* **What is required**:
An exact copy of the records is required, minus the pictures they hold.

* **Supplied records**:
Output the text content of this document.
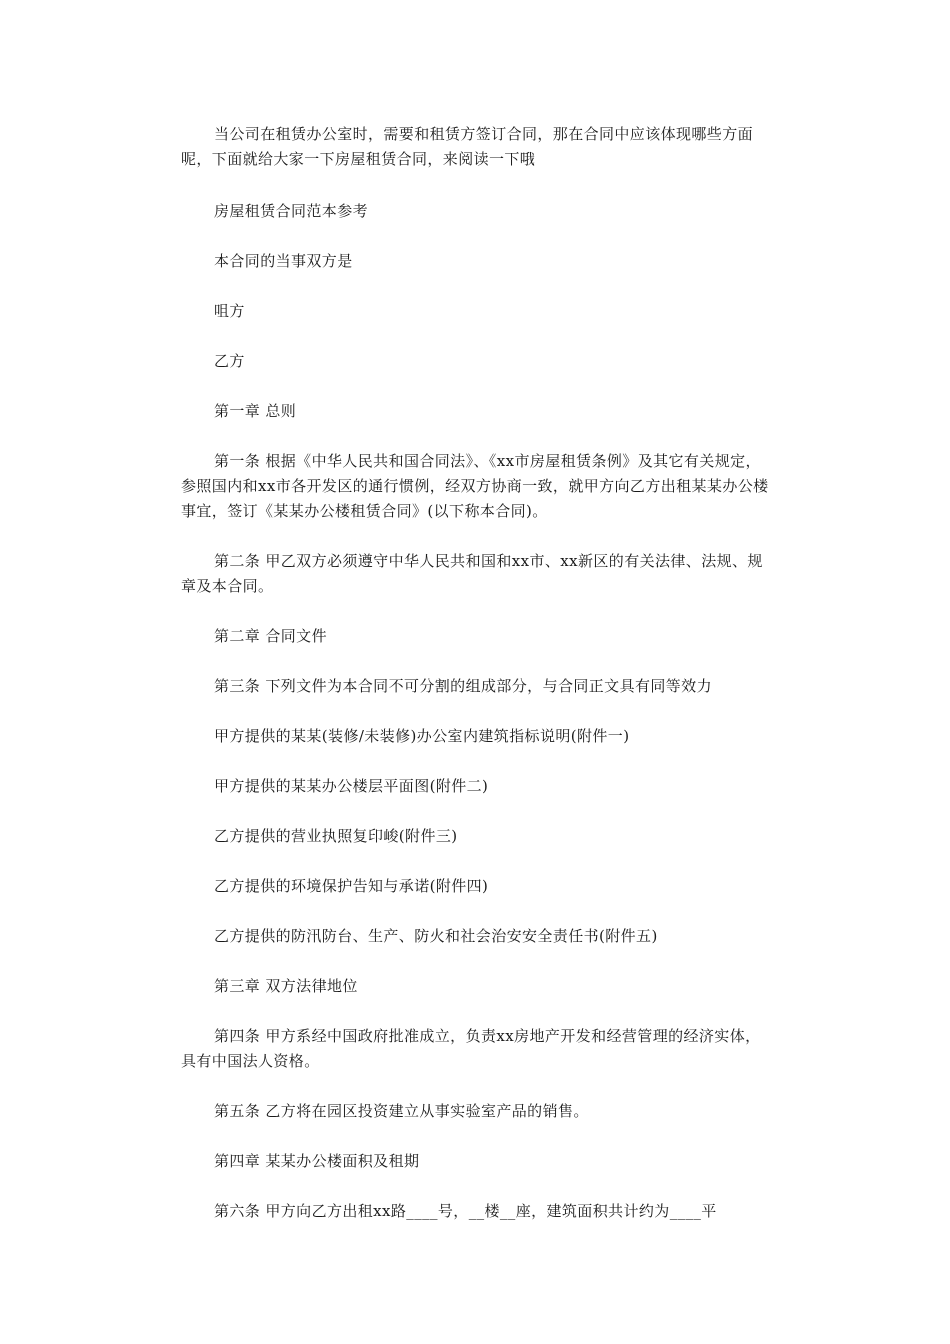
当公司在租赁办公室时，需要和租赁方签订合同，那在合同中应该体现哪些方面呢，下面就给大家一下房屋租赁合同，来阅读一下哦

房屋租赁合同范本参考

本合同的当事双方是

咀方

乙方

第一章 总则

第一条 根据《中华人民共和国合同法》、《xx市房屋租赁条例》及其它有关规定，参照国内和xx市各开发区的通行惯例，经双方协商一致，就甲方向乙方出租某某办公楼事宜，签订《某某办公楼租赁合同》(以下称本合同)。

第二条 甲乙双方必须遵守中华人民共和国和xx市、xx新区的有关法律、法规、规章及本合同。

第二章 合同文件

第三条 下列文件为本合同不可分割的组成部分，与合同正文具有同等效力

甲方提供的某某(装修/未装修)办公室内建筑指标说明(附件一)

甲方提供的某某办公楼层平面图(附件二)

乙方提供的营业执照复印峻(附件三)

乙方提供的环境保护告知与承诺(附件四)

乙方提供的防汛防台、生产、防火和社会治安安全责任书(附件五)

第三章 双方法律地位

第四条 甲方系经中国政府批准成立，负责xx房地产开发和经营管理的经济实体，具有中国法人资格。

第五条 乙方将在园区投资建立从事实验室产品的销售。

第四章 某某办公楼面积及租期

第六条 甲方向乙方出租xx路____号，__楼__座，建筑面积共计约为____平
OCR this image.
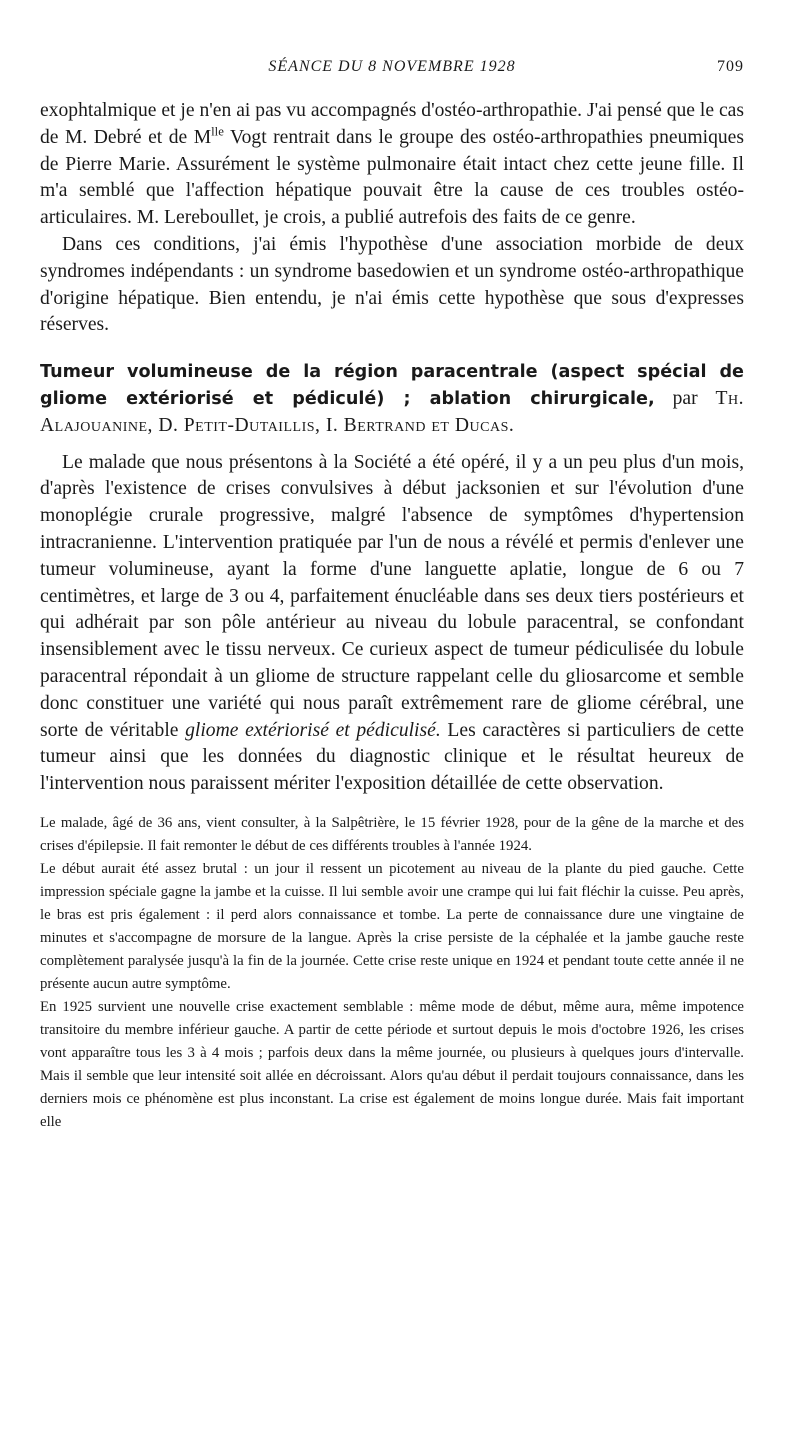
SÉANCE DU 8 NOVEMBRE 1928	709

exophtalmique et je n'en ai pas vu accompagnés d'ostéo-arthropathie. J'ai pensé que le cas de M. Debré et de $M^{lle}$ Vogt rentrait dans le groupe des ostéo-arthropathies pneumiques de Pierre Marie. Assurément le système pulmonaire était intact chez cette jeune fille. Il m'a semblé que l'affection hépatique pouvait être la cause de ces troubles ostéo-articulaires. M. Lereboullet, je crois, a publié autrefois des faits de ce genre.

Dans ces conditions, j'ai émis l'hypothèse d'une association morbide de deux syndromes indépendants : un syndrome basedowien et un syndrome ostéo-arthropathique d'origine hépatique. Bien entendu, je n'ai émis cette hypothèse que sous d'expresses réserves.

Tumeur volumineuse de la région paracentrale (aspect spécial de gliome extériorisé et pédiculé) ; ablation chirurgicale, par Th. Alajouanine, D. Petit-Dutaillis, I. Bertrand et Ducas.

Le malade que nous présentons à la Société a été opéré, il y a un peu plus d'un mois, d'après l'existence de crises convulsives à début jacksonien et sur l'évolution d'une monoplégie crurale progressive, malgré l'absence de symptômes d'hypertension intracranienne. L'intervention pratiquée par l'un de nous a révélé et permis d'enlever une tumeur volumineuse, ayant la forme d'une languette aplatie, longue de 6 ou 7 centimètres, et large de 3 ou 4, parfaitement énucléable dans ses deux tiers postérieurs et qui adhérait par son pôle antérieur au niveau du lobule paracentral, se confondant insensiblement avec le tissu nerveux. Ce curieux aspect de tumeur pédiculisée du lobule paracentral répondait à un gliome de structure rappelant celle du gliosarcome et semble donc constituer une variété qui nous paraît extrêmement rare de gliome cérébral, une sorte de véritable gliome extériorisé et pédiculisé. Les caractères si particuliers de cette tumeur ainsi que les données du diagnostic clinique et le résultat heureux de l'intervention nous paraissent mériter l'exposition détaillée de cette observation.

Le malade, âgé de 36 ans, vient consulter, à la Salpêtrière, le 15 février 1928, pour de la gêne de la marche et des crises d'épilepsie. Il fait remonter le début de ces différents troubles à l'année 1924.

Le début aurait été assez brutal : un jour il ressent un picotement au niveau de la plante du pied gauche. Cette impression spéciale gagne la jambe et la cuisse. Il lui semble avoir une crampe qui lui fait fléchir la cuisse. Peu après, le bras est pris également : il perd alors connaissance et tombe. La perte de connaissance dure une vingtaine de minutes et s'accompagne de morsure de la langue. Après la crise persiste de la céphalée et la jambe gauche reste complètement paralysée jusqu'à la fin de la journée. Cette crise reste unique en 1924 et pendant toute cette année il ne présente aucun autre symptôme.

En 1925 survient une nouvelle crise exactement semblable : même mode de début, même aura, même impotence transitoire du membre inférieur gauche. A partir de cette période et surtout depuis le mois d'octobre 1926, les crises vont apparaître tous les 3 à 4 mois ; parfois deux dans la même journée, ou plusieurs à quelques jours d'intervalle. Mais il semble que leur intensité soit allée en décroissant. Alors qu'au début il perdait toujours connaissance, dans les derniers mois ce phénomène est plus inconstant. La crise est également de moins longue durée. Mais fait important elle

* **Reply**:
Output the text content of this document.
当公司在租赁办公室时，需要和租赁方签订合同，那在合同中应该体现哪些方面呢，下面就给大家一下房屋租赁合同，来阅读一下哦

房屋租赁合同范本参考

本合同的当事双方是

咀方

乙方

第一章 总则

第一条 根据《中华人民共和国合同法》、《xx市房屋租赁条例》及其它有关规定，参照国内和xx市各开发区的通行惯例，经双方协商一致，就甲方向乙方出租某某办公楼事宜，签订《某某办公楼租赁合同》(以下称本合同)。

第二条 甲乙双方必须遵守中华人民共和国和xx市、xx新区的有关法律、法规、规章及本合同。

第二章 合同文件

第三条 下列文件为本合同不可分割的组成部分，与合同正文具有同等效力

甲方提供的某某(装修/未装修)办公室内建筑指标说明(附件一)

甲方提供的某某办公楼层平面图(附件二)

乙方提供的营业执照复印峻(附件三)

乙方提供的环境保护告知与承诺(附件四)

乙方提供的防汛防台、生产、防火和社会治安安全责任书(附件五)

第三章 双方法律地位

第四条 甲方系经中国政府批准成立，负责xx房地产开发和经营管理的经济实体，具有中国法人资格。

第五条 乙方将在园区投资建立从事实验室产品的销售。

第四章 某某办公楼面积及租期

第六条 甲方向乙方出租xx路____号，__楼__座，建筑面积共计约为____平
OCR this image.
SÉANCE DU 8 NOVEMBRE 1928	709

exophtalmique et je n'en ai pas vu accompagnés d'ostéo-arthropathie. J'ai pensé que le cas de M. Debré et de $M^{lle}$ Vogt rentrait dans le groupe des ostéo-arthropathies pneumiques de Pierre Marie. Assurément le système pulmonaire était intact chez cette jeune fille. Il m'a semblé que l'affection hépatique pouvait être la cause de ces troubles ostéo-articulaires. M. Lereboullet, je crois, a publié autrefois des faits de ce genre.

Dans ces conditions, j'ai émis l'hypothèse d'une association morbide de deux syndromes indépendants : un syndrome basedowien et un syndrome ostéo-arthropathique d'origine hépatique. Bien entendu, je n'ai émis cette hypothèse que sous d'expresses réserves.

Tumeur volumineuse de la région paracentrale (aspect spécial de gliome extériorisé et pédiculé) ; ablation chirurgicale, par Th. Alajouanine, D. Petit-Dutaillis, I. Bertrand et Ducas.

Le malade que nous présentons à la Société a été opéré, il y a un peu plus d'un mois, d'après l'existence de crises convulsives à début jacksonien et sur l'évolution d'une monoplégie crurale progressive, malgré l'absence de symptômes d'hypertension intracranienne. L'intervention pratiquée par l'un de nous a révélé et permis d'enlever une tumeur volumineuse, ayant la forme d'une languette aplatie, longue de 6 ou 7 centimètres, et large de 3 ou 4, parfaitement énucléable dans ses deux tiers postérieurs et qui adhérait par son pôle antérieur au niveau du lobule paracentral, se confondant insensiblement avec le tissu nerveux. Ce curieux aspect de tumeur pédiculisée du lobule paracentral répondait à un gliome de structure rappelant celle du gliosarcome et semble donc constituer une variété qui nous paraît extrêmement rare de gliome cérébral, une sorte de véritable gliome extériorisé et pédiculisé. Les caractères si particuliers de cette tumeur ainsi que les données du diagnostic clinique et le résultat heureux de l'intervention nous paraissent mériter l'exposition détaillée de cette observation.

Le malade, âgé de 36 ans, vient consulter, à la Salpêtrière, le 15 février 1928, pour de la gêne de la marche et des crises d'épilepsie. Il fait remonter le début de ces différents troubles à l'année 1924.

Le début aurait été assez brutal : un jour il ressent un picotement au niveau de la plante du pied gauche. Cette impression spéciale gagne la jambe et la cuisse. Il lui semble avoir une crampe qui lui fait fléchir la cuisse. Peu après, le bras est pris également : il perd alors connaissance et tombe. La perte de connaissance dure une vingtaine de minutes et s'accompagne de morsure de la langue. Après la crise persiste de la céphalée et la jambe gauche reste complètement paralysée jusqu'à la fin de la journée. Cette crise reste unique en 1924 et pendant toute cette année il ne présente aucun autre symptôme.

En 1925 survient une nouvelle crise exactement semblable : même mode de début, même aura, même impotence transitoire du membre inférieur gauche. A partir de cette période et surtout depuis le mois d'octobre 1926, les crises vont apparaître tous les 3 à 4 mois ; parfois deux dans la même journée, ou plusieurs à quelques jours d'intervalle. Mais il semble que leur intensité soit allée en décroissant. Alors qu'au début il perdait toujours connaissance, dans les derniers mois ce phénomène est plus inconstant. La crise est également de moins longue durée. Mais fait important elle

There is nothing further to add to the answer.